- Dataset extract -
::::

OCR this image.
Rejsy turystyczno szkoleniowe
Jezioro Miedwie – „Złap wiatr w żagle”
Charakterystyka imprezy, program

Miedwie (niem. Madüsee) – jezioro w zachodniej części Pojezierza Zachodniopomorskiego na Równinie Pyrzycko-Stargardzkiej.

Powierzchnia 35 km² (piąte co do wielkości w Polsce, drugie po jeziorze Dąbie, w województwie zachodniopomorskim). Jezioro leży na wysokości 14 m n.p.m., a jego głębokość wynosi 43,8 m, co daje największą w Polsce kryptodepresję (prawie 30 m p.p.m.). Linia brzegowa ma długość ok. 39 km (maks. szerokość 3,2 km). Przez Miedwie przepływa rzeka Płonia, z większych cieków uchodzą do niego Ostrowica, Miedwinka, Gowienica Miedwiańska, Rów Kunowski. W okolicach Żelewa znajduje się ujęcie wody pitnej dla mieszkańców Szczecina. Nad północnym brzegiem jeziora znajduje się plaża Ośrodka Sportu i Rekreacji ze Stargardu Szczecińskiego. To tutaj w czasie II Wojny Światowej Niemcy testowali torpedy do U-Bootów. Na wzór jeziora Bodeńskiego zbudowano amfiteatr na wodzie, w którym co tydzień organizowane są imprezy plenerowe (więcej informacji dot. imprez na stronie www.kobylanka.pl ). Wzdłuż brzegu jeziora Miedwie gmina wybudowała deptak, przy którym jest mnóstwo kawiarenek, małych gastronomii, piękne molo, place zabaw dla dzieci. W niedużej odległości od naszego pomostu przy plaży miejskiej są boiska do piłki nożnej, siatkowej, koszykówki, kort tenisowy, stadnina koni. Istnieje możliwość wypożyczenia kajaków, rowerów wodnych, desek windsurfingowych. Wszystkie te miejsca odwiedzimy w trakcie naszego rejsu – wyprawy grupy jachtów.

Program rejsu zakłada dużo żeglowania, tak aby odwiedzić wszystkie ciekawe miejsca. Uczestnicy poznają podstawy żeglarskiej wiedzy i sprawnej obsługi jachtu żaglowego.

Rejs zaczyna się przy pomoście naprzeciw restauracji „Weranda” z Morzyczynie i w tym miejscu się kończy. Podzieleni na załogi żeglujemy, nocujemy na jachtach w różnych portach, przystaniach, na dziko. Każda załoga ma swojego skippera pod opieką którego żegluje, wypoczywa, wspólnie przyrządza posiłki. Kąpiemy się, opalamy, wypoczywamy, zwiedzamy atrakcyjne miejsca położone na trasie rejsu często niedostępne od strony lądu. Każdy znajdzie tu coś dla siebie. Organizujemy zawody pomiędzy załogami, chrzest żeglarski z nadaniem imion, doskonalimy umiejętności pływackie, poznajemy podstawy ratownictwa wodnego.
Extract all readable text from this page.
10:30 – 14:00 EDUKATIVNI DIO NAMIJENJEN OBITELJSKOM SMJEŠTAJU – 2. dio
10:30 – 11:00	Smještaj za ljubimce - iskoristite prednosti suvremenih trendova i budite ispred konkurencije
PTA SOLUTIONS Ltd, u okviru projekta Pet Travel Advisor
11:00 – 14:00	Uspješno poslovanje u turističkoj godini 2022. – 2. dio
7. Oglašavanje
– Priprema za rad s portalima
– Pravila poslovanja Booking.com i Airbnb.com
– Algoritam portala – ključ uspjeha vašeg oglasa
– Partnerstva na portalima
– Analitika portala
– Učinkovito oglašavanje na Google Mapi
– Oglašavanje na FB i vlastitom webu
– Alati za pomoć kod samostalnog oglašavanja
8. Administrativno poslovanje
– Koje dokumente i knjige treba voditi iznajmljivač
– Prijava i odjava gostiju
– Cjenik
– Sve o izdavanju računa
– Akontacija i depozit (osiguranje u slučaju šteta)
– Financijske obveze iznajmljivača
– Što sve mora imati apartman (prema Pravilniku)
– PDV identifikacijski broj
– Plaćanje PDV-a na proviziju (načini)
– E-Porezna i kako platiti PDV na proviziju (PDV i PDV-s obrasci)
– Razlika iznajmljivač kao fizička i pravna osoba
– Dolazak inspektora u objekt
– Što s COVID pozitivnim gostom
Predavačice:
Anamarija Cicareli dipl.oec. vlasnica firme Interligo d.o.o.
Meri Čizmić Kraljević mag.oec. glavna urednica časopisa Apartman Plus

::::

- Task prompt -
Reproduce only the lines between the line containing "Extract all readable text from this page." and the last line of the records, those two lines included, exactly.

- Task response -
Extract all readable text from this page.
10:30 – 14:00 EDUKATIVNI DIO NAMIJENJEN OBITELJSKOM SMJEŠTAJU – 2. dio
10:30 – 11:00	Smještaj za ljubimce - iskoristite prednosti suvremenih trendova i budite ispred konkurencije
PTA SOLUTIONS Ltd, u okviru projekta Pet Travel Advisor
11:00 – 14:00	Uspješno poslovanje u turističkoj godini 2022. – 2. dio
7. Oglašavanje
– Priprema za rad s portalima
– Pravila poslovanja Booking.com i Airbnb.com
– Algoritam portala – ključ uspjeha vašeg oglasa
– Partnerstva na portalima
– Analitika portala
– Učinkovito oglašavanje na Google Mapi
– Oglašavanje na FB i vlastitom webu
– Alati za pomoć kod samostalnog oglašavanja
8. Administrativno poslovanje
– Koje dokumente i knjige treba voditi iznajmljivač
– Prijava i odjava gostiju
– Cjenik
– Sve o izdavanju računa
– Akontacija i depozit (osiguranje u slučaju šteta)
– Financijske obveze iznajmljivača
– Što sve mora imati apartman (prema Pravilniku)
– PDV identifikacijski broj
– Plaćanje PDV-a na proviziju (načini)
– E-Porezna i kako platiti PDV na proviziju (PDV i PDV-s obrasci)
– Razlika iznajmljivač kao fizička i pravna osoba
– Dolazak inspektora u objekt
– Što s COVID pozitivnim gostom
Predavačice:
Anamarija Cicareli dipl.oec. vlasnica firme Interligo d.o.o.
Meri Čizmić Kraljević mag.oec. glavna urednica časopisa Apartman Plus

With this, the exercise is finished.